(Job): Write the data out again exactly, with no pictures.

(Data for the task):
==============================

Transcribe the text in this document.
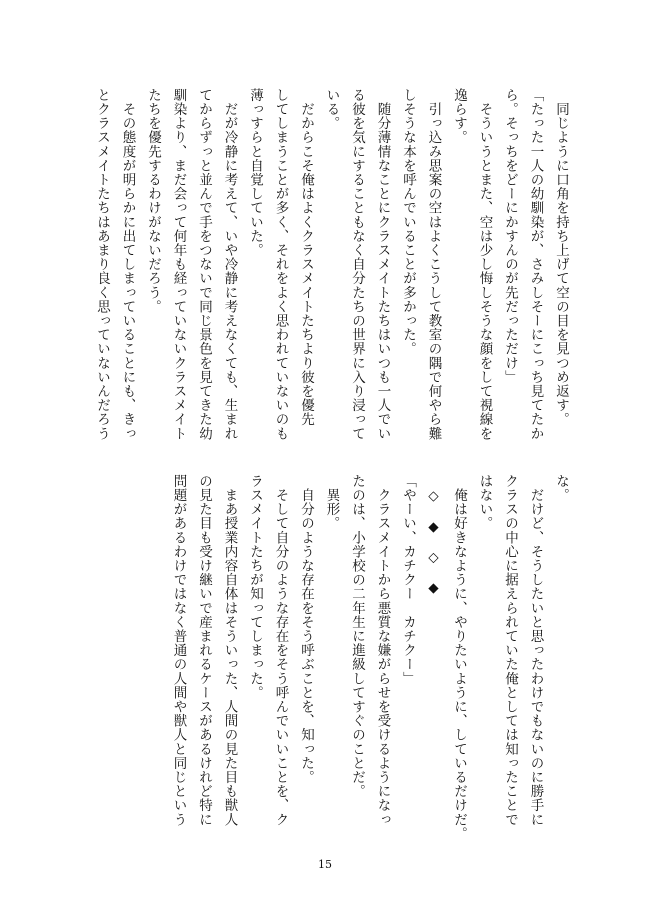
　同じように口角を持ち上げて空の目を見つめ返す。
「たった一人の幼馴染が、さみしそーにこっち見てたか
ら。そっちをどーにかすんのが先だっただけ」
　そういうとまた、空は少し悔しそうな顔をして視線を
逸らす。
　引っ込み思案の空はよくこうして教室の隅で何やら難
しそうな本を呼んでいることが多かった。
　随分薄情なことにクラスメイトたちはいつも一人でい
る彼を気にすることもなく自分たちの世界に入り浸って
いる。
　だからこそ俺はよくクラスメイトたちより彼を優先
してしまうことが多く、それをよく思われていないのも
薄っすらと自覚していた。
　だが冷静に考えて、いや冷静に考えなくても、生まれ
てからずっと並んで手をつないで同じ景色を見てきた幼
馴染より、まだ会って何年も経っていないクラスメイト
たちを優先するわけがないだろう。
　その態度が明らかに出てしまっていることにも、きっ
とクラスメイトたちはあまり良く思っていないんだろう
な。
　だけど、そうしたいと思ったわけでもないのに勝手に
クラスの中心に据えられていた俺としては知ったことで
はない。
　俺は好きなように、やりたいように、しているだけだ。
　◇　◆　◇　◆
「やーい、カチクー　カチクー」
　クラスメイトから悪質な嫌がらせを受けるようになっ
たのは、小学校の二年生に進級してすぐのことだ。
　異形。
　自分のような存在をそう呼ぶことを、知った。
　そして自分のような存在をそう呼んでいいことを、ク
ラスメイトたちが知ってしまった。
　まあ授業内容自体はそういった、人間の見た目も獣人
の見た目も受け継いで産まれるケースがあるけれど特に
問題があるわけではなく普通の人間や獣人と同じという
15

==============================

(Expected answer):
Transcribe the text in this document.
　同じように口角を持ち上げて空の目を見つめ返す。
「たった一人の幼馴染が、さみしそーにこっち見てたか
ら。そっちをどーにかすんのが先だっただけ」
　そういうとまた、空は少し悔しそうな顔をして視線を
逸らす。
　引っ込み思案の空はよくこうして教室の隅で何やら難
しそうな本を呼んでいることが多かった。
　随分薄情なことにクラスメイトたちはいつも一人でい
る彼を気にすることもなく自分たちの世界に入り浸って
いる。
　だからこそ俺はよくクラスメイトたちより彼を優先
してしまうことが多く、それをよく思われていないのも
薄っすらと自覚していた。
　だが冷静に考えて、いや冷静に考えなくても、生まれ
てからずっと並んで手をつないで同じ景色を見てきた幼
馴染より、まだ会って何年も経っていないクラスメイト
たちを優先するわけがないだろう。
　その態度が明らかに出てしまっていることにも、きっ
とクラスメイトたちはあまり良く思っていないんだろう
な。
　だけど、そうしたいと思ったわけでもないのに勝手に
クラスの中心に据えられていた俺としては知ったことで
はない。
　俺は好きなように、やりたいように、しているだけだ。
　◇　◆　◇　◆
「やーい、カチクー　カチクー」
　クラスメイトから悪質な嫌がらせを受けるようになっ
たのは、小学校の二年生に進級してすぐのことだ。
　異形。
　自分のような存在をそう呼ぶことを、知った。
　そして自分のような存在をそう呼んでいいことを、ク
ラスメイトたちが知ってしまった。
　まあ授業内容自体はそういった、人間の見た目も獣人
の見た目も受け継いで産まれるケースがあるけれど特に
問題があるわけではなく普通の人間や獣人と同じという
15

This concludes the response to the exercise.